## Exercise details
Lay out as a numbered list, skipping any blank lines, the lines running from the one containing "self-avatar[interactable]: 每天都要开心 bbox=[940, 872, 1048, 980]" through the one containing "self-avatar-text: 每天都要开心 bbox=[957, 920, 1031, 936]", both included.

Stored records

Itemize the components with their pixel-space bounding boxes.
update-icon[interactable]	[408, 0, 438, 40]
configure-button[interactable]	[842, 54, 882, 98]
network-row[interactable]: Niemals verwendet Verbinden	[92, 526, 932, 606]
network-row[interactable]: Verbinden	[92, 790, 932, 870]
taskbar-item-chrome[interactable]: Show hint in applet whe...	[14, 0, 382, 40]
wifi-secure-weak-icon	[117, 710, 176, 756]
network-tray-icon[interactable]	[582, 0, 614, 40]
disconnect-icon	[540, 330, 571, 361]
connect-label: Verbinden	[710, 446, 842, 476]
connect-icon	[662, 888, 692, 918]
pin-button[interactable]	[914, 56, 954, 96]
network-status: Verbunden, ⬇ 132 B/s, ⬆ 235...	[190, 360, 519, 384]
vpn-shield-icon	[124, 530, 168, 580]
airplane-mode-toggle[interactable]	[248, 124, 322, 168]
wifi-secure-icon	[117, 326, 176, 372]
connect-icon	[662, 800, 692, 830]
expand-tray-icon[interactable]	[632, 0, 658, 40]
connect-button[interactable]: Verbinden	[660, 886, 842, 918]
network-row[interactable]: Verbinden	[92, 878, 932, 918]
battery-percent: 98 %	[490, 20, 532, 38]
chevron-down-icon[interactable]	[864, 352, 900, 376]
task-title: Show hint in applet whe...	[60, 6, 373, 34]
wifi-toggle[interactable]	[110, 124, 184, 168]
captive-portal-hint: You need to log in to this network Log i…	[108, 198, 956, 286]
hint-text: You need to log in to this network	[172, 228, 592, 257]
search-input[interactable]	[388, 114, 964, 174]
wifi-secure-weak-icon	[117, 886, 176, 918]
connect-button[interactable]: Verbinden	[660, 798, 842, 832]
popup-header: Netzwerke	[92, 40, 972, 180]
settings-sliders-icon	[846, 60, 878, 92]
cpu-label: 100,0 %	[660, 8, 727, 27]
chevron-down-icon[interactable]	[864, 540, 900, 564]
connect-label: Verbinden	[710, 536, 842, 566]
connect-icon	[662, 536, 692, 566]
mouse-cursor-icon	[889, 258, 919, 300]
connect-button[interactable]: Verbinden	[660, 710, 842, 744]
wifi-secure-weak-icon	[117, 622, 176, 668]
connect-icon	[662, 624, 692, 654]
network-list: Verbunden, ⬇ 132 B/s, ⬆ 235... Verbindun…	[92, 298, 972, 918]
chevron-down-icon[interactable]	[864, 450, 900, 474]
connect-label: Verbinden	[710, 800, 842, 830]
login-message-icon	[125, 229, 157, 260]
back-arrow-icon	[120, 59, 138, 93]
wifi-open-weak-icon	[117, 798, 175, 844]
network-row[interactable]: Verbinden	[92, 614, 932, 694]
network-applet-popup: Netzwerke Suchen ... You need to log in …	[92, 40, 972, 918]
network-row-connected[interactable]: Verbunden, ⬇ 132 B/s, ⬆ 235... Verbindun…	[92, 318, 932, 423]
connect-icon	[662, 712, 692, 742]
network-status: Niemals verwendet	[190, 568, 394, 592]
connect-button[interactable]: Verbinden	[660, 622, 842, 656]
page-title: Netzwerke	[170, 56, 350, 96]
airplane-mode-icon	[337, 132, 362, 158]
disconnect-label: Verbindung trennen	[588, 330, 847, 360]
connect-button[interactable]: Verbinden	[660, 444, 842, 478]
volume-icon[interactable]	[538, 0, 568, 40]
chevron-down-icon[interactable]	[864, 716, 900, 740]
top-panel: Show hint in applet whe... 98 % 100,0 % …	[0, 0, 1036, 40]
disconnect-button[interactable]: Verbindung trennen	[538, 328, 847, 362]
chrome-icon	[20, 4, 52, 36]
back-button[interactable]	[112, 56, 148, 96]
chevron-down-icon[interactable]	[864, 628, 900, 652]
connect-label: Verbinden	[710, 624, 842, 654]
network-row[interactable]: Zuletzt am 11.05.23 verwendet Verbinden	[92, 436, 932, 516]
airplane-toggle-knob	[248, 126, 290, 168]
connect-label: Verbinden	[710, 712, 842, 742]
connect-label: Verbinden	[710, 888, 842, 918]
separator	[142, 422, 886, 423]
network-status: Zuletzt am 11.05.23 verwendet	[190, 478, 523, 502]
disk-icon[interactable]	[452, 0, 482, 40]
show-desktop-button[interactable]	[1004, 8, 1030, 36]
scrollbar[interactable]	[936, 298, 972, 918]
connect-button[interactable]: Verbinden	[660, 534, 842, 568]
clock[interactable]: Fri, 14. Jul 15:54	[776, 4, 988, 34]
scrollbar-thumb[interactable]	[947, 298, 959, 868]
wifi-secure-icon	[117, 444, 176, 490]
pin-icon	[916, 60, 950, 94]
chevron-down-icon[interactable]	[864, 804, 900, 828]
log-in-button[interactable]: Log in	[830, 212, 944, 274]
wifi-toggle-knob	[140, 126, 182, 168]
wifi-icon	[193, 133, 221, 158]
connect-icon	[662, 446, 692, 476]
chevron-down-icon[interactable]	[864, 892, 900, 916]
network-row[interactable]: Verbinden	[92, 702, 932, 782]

--

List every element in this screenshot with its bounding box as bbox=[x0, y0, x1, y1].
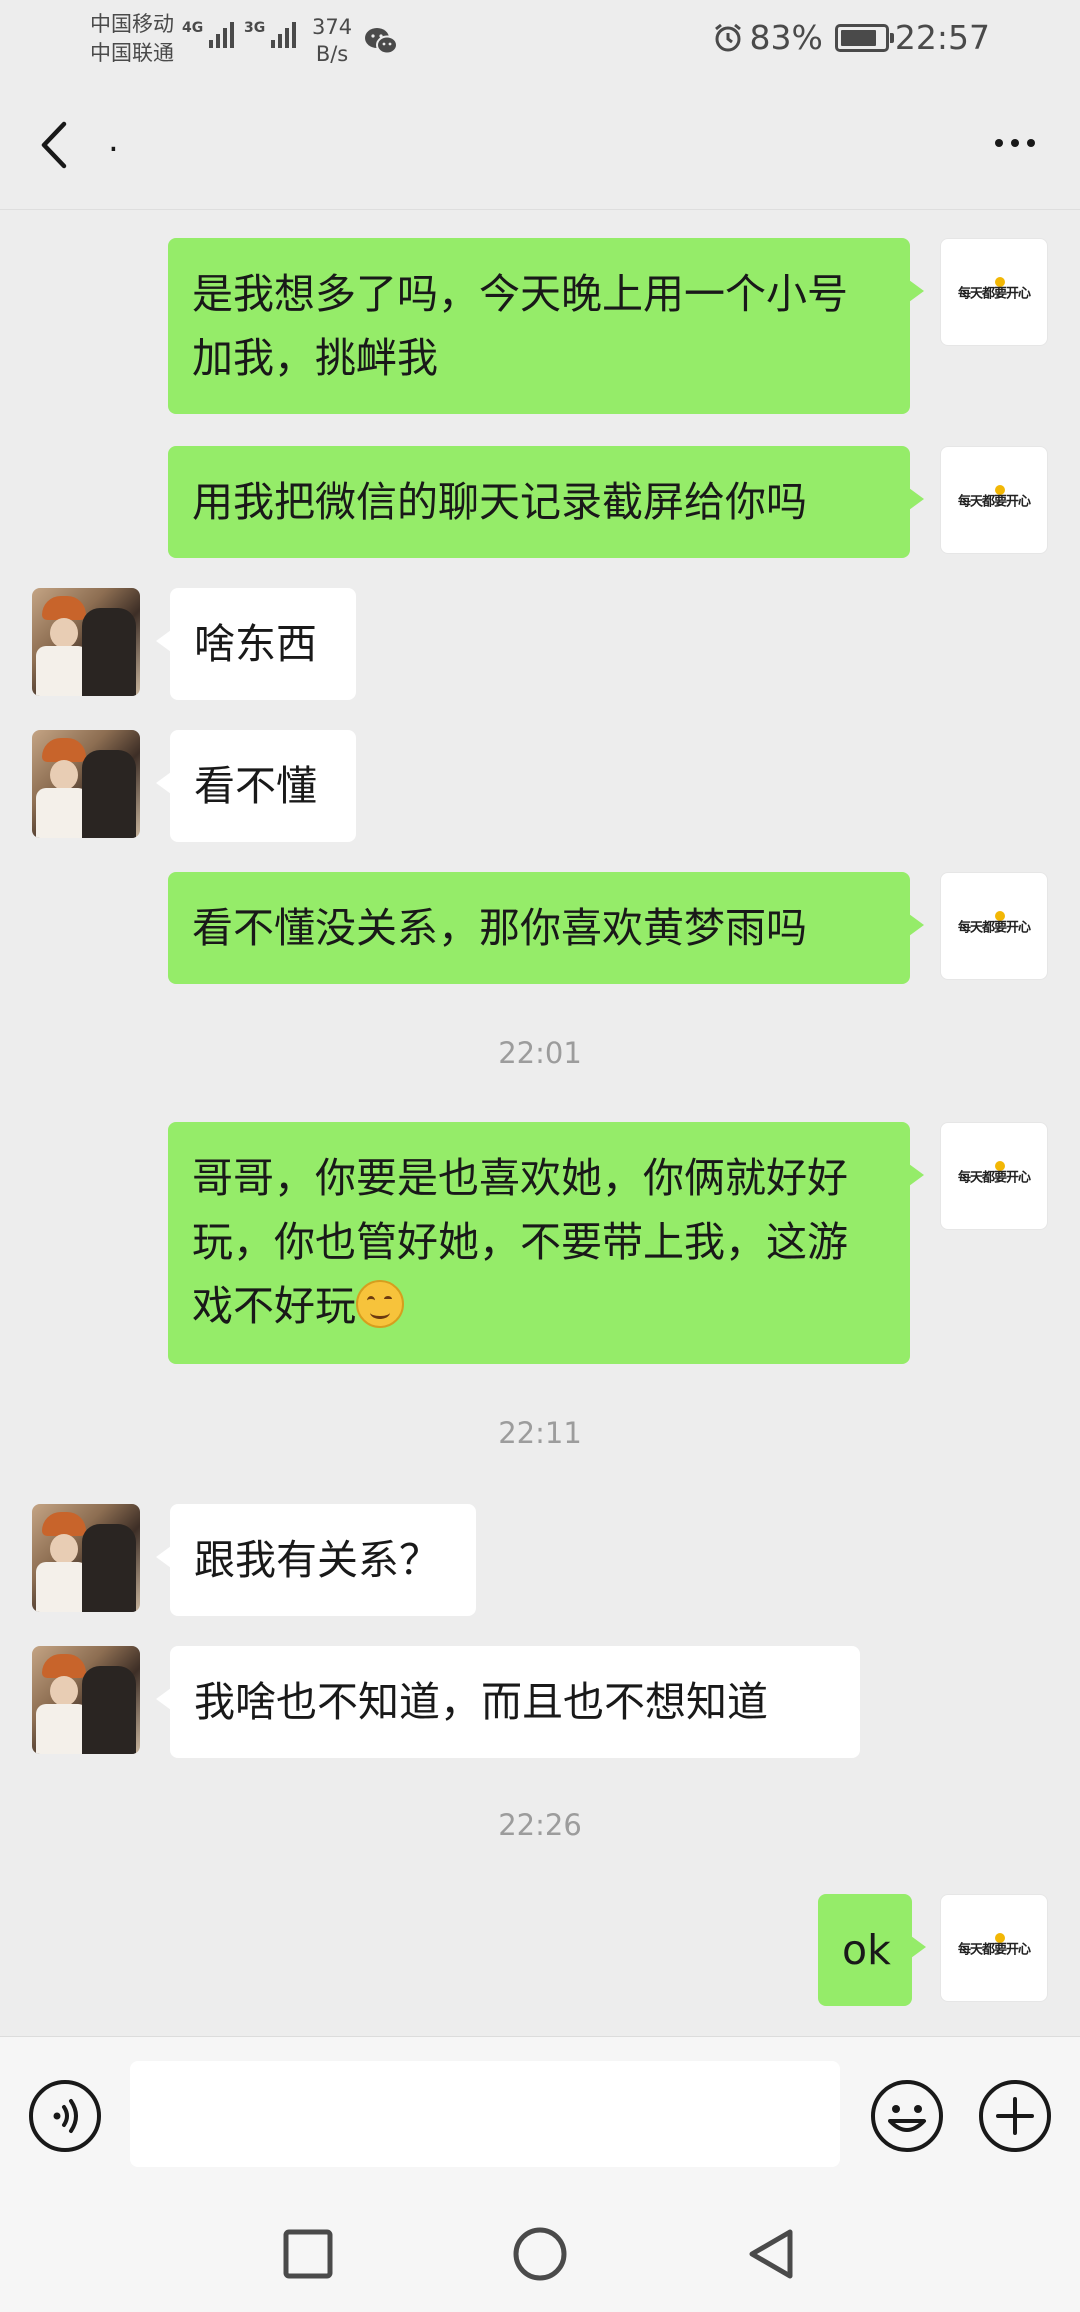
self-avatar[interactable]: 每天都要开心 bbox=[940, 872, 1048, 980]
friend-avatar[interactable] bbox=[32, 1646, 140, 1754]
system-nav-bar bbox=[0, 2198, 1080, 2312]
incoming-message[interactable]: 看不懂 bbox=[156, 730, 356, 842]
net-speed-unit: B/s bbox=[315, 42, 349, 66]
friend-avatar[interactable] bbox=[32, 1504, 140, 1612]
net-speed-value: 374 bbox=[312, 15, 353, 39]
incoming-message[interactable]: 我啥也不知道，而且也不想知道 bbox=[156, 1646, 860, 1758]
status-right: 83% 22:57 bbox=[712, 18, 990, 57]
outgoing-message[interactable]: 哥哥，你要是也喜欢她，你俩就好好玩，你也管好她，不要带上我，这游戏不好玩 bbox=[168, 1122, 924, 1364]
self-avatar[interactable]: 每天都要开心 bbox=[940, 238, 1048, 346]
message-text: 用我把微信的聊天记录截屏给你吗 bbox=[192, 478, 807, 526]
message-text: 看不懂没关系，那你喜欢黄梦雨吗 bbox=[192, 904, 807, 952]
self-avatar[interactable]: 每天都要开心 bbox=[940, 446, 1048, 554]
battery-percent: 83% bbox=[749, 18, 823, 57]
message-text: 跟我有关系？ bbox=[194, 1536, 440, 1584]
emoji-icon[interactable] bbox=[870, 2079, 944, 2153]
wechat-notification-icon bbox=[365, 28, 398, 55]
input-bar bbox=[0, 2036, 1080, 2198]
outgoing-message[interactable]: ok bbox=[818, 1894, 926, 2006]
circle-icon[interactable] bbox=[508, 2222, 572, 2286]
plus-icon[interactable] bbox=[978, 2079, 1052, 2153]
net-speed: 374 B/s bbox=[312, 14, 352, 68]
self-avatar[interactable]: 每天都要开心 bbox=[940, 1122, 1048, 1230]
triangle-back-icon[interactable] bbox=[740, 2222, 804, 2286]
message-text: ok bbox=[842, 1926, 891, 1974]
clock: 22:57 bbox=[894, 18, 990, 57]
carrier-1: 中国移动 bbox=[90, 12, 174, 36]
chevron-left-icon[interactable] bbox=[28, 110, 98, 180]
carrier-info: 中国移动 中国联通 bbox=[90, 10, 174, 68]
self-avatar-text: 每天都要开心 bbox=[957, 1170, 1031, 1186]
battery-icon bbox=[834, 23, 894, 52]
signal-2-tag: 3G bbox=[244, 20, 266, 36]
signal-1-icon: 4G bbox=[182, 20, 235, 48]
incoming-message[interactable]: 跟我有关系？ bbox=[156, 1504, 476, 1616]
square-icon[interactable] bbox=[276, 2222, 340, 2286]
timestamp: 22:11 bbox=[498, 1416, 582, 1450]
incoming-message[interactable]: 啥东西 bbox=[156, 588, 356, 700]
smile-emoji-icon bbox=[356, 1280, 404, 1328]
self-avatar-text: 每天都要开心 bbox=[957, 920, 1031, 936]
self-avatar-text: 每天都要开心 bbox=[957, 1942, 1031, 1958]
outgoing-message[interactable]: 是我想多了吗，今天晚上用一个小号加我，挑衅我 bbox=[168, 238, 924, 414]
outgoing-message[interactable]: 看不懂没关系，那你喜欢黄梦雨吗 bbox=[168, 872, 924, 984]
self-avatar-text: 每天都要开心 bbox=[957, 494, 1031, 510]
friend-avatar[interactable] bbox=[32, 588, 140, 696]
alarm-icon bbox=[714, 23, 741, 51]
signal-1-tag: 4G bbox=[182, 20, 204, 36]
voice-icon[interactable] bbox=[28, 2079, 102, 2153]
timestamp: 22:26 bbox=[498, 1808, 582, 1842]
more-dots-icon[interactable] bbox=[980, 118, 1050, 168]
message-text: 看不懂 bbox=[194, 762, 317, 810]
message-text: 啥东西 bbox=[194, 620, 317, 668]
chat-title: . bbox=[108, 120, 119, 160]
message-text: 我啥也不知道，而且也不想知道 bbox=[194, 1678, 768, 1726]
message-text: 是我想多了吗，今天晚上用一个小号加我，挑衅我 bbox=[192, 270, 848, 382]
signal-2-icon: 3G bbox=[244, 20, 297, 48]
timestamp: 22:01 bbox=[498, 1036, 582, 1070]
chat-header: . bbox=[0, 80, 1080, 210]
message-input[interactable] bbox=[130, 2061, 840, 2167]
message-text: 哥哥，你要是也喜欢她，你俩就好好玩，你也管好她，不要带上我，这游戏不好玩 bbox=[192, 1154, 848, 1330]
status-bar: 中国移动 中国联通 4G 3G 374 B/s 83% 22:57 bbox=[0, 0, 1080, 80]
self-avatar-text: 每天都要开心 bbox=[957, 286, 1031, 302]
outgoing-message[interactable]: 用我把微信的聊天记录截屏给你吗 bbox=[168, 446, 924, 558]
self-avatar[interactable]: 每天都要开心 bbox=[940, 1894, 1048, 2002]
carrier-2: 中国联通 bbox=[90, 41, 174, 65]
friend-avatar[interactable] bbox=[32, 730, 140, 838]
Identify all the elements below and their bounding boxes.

## Answer for this exercise
1. self-avatar[interactable]: 每天都要开心 bbox=[940, 872, 1048, 980]
2. friend-avatar[interactable] bbox=[32, 1646, 140, 1754]
3. system-nav-bar bbox=[0, 2198, 1080, 2312]
4. incoming-message[interactable]: 看不懂 bbox=[156, 730, 356, 842]
5. net-speed-unit: B/s bbox=[315, 42, 349, 66]
6. friend-avatar[interactable] bbox=[32, 1504, 140, 1612]
7. net-speed-value: 374 bbox=[312, 15, 353, 39]
8. incoming-message[interactable]: 我啥也不知道，而且也不想知道 bbox=[156, 1646, 860, 1758]
9. status-right: 83% 22:57 bbox=[712, 18, 990, 57]
10. outgoing-message[interactable]: 哥哥，你要是也喜欢她，你俩就好好玩，你也管好她，不要带上我，这游戏不好玩 bbox=[168, 1122, 924, 1364]
11. self-avatar[interactable]: 每天都要开心 bbox=[940, 238, 1048, 346]
12. message-text: 用我把微信的聊天记录截屏给你吗 bbox=[192, 478, 807, 526]
13. message-text: 看不懂没关系，那你喜欢黄梦雨吗 bbox=[192, 904, 807, 952]
14. self-avatar[interactable]: 每天都要开心 bbox=[940, 446, 1048, 554]
15. battery-percent: 83% bbox=[749, 18, 823, 57]
16. message-text: 跟我有关系？ bbox=[194, 1536, 440, 1584]
17. emoji-icon[interactable] bbox=[870, 2079, 944, 2153]
18. wechat-notification-icon bbox=[365, 28, 398, 55]
19. input-bar bbox=[0, 2036, 1080, 2198]
20. outgoing-message[interactable]: ok bbox=[818, 1894, 926, 2006]
21. circle-icon[interactable] bbox=[508, 2222, 572, 2286]
22. plus-icon[interactable] bbox=[978, 2079, 1052, 2153]
23. net-speed: 374 B/s bbox=[312, 14, 352, 68]
24. self-avatar[interactable]: 每天都要开心 bbox=[940, 1122, 1048, 1230]
25. triangle-back-icon[interactable] bbox=[740, 2222, 804, 2286]
26. message-text: ok bbox=[842, 1926, 891, 1974]
27. clock: 22:57 bbox=[894, 18, 990, 57]
28. carrier-1: 中国移动 bbox=[90, 12, 174, 36]
29. chevron-left-icon[interactable] bbox=[28, 110, 98, 180]
30. carrier-info: 中国移动 中国联通 bbox=[90, 10, 174, 68]
31. self-avatar-text: 每天都要开心 bbox=[957, 1170, 1031, 1186]
32. battery-icon bbox=[834, 23, 894, 52]
33. signal-2-tag: 3G bbox=[244, 20, 266, 36]
34. signal-1-icon: 4G bbox=[182, 20, 235, 48]
35. incoming-message[interactable]: 跟我有关系？ bbox=[156, 1504, 476, 1616]
36. square-icon[interactable] bbox=[276, 2222, 340, 2286]
37. timestamp: 22:11 bbox=[498, 1416, 582, 1450]
38. incoming-message[interactable]: 啥东西 bbox=[156, 588, 356, 700]
39. smile-emoji-icon bbox=[356, 1280, 404, 1328]
40. self-avatar-text: 每天都要开心 bbox=[957, 920, 1031, 936]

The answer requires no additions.